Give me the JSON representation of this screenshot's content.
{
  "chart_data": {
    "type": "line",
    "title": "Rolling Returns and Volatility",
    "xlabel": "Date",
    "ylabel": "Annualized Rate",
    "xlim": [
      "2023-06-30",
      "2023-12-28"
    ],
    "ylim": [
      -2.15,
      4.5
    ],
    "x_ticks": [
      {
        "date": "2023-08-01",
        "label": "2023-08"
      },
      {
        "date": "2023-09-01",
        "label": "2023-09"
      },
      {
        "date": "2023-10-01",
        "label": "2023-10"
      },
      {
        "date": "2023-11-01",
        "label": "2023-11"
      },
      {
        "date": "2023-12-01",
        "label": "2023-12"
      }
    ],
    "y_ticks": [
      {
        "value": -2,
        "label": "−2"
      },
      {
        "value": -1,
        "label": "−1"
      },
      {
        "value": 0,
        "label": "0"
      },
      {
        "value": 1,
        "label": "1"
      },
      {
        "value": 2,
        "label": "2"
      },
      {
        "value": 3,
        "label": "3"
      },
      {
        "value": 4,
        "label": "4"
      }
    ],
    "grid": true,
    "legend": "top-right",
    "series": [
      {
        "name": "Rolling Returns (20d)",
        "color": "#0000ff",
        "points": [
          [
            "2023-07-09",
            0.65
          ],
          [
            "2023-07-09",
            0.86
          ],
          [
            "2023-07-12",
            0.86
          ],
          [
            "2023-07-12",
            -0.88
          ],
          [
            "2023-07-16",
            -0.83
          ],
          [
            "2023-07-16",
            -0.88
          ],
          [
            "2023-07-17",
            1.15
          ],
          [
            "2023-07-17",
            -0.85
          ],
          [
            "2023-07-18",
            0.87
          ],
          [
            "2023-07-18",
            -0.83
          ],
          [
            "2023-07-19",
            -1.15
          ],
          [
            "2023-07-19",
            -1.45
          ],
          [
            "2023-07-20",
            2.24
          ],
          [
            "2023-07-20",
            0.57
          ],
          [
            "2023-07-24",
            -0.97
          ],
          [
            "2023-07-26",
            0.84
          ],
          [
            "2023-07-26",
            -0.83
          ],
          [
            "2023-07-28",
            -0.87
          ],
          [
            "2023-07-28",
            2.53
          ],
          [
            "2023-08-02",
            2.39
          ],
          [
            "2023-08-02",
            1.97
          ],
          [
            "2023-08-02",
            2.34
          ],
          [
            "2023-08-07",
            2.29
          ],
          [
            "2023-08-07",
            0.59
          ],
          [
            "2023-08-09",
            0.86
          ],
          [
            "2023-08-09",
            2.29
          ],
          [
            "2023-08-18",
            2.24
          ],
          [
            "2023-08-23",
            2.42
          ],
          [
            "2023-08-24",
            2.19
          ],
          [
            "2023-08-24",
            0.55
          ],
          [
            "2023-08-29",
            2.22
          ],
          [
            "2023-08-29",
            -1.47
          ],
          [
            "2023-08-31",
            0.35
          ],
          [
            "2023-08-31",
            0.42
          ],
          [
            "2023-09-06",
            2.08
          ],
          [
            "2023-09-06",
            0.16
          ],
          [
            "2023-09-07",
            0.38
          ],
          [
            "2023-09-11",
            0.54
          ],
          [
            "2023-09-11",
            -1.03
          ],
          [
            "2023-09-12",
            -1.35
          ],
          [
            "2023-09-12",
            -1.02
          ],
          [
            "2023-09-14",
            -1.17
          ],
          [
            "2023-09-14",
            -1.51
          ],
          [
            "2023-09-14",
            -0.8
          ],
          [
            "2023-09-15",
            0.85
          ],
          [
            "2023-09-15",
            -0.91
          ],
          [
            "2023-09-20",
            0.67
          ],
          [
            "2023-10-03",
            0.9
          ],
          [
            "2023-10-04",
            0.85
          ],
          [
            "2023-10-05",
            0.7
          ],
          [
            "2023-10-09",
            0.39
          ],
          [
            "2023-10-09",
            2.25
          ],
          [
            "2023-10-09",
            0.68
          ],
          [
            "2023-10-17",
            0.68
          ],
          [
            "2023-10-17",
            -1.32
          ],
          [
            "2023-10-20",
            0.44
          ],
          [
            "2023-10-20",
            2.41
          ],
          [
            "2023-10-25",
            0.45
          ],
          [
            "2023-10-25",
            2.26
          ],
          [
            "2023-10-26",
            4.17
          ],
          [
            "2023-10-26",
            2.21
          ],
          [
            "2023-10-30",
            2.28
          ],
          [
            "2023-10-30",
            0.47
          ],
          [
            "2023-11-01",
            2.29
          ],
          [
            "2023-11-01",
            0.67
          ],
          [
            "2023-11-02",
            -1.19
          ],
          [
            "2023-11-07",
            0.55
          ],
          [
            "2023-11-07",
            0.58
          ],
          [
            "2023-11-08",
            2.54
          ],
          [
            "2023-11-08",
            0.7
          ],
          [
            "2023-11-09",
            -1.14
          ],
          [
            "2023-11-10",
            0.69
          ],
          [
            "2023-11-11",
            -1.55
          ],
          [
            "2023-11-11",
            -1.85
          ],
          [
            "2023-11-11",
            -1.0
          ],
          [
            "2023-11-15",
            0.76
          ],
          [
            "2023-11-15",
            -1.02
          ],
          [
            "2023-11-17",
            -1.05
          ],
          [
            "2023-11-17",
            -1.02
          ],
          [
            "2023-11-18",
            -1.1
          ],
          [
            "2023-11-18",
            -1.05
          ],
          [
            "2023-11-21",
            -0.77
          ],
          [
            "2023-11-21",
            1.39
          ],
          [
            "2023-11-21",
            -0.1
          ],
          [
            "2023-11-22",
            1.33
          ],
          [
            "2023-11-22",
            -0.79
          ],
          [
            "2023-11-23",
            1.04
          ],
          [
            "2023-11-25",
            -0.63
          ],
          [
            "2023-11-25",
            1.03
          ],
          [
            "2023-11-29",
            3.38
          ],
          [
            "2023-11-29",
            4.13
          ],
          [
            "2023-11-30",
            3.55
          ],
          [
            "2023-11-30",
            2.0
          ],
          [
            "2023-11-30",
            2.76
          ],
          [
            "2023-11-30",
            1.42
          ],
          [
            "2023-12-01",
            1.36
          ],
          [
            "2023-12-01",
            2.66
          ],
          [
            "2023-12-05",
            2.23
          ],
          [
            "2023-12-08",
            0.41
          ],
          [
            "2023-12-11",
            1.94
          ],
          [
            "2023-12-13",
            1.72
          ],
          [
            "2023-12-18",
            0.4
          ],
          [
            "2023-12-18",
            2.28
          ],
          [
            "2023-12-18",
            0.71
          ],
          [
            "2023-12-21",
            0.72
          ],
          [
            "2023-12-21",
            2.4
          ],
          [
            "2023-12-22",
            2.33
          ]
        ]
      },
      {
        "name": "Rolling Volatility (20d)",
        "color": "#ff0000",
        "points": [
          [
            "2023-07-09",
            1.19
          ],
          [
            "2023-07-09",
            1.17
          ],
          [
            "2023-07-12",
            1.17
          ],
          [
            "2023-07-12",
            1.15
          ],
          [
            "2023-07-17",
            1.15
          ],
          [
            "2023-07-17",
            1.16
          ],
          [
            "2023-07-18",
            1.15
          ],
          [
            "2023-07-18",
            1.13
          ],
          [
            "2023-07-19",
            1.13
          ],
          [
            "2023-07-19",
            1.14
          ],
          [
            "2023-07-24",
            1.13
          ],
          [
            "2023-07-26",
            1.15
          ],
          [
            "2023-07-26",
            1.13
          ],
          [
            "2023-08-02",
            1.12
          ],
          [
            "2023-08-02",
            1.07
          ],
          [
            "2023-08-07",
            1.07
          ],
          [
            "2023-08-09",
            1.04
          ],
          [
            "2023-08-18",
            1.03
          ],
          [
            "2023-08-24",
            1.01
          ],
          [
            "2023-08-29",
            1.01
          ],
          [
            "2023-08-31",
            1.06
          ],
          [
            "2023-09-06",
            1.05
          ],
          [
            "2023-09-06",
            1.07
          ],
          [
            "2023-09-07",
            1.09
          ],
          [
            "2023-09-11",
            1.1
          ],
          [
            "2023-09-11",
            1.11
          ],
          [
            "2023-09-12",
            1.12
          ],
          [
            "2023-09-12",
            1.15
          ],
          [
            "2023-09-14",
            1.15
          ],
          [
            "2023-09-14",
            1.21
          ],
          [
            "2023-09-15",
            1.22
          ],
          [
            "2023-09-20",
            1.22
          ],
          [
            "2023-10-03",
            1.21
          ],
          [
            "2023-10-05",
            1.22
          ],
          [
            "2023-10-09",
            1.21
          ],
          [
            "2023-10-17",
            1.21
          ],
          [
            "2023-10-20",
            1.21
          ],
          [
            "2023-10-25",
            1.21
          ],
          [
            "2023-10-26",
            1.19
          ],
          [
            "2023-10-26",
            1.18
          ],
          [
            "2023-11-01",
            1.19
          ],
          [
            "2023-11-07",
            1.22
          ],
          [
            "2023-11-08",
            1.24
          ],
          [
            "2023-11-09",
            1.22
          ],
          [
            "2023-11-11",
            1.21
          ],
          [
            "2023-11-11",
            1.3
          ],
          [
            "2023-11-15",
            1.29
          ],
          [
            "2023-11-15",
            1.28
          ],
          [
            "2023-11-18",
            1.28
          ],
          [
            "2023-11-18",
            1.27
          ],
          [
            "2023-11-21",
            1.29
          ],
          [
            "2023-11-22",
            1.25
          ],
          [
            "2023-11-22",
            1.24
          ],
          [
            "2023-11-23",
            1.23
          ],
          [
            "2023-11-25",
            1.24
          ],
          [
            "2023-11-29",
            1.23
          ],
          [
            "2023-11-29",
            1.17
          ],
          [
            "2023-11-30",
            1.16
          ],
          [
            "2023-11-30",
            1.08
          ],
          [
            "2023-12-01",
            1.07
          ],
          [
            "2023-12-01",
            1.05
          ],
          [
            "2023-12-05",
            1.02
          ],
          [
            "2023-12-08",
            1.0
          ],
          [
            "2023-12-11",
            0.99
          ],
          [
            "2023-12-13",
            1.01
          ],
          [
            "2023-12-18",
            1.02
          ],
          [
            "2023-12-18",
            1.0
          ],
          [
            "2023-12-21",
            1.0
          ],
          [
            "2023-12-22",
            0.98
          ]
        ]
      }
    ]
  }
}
----------------------------------------
### Directions for this task
Find the word "Volatility" and list each line it appears in.

### Answer to this problem
    "title": "Rolling Returns and Volatility",
        "name": "Rolling Volatility (20d)",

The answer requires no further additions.